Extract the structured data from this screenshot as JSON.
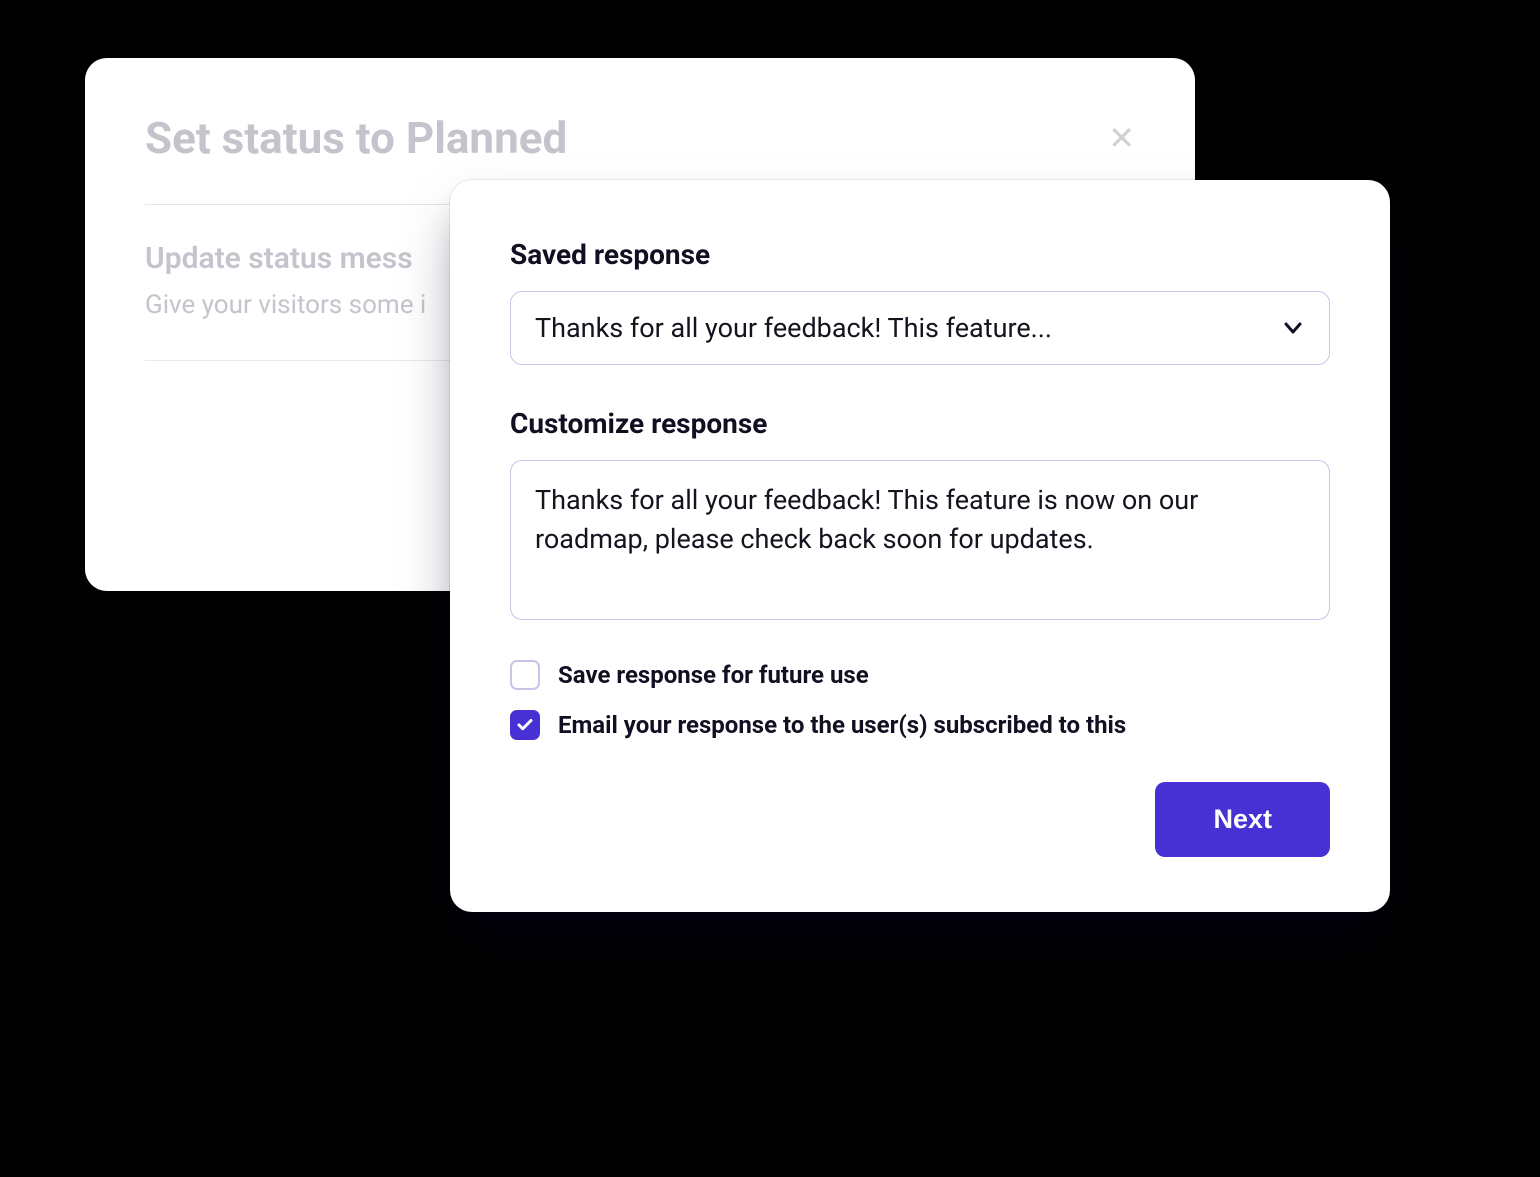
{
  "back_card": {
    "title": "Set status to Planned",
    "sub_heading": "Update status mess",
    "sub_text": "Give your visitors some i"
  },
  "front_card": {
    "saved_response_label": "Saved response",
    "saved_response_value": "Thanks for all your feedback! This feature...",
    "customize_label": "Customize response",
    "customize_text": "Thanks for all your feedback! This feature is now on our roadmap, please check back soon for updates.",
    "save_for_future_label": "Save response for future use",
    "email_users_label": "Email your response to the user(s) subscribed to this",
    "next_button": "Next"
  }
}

**REQUIREMENTS:**
The records shown above are to be repeated exactly, with the pictures left out.

**THE OUTPUT:**
Extract the structured data from this screenshot as JSON.
{
  "back_card": {
    "title": "Set status to Planned",
    "sub_heading": "Update status mess",
    "sub_text": "Give your visitors some i"
  },
  "front_card": {
    "saved_response_label": "Saved response",
    "saved_response_value": "Thanks for all your feedback! This feature...",
    "customize_label": "Customize response",
    "customize_text": "Thanks for all your feedback! This feature is now on our roadmap, please check back soon for updates.",
    "save_for_future_label": "Save response for future use",
    "email_users_label": "Email your response to the user(s) subscribed to this",
    "next_button": "Next"
  }
}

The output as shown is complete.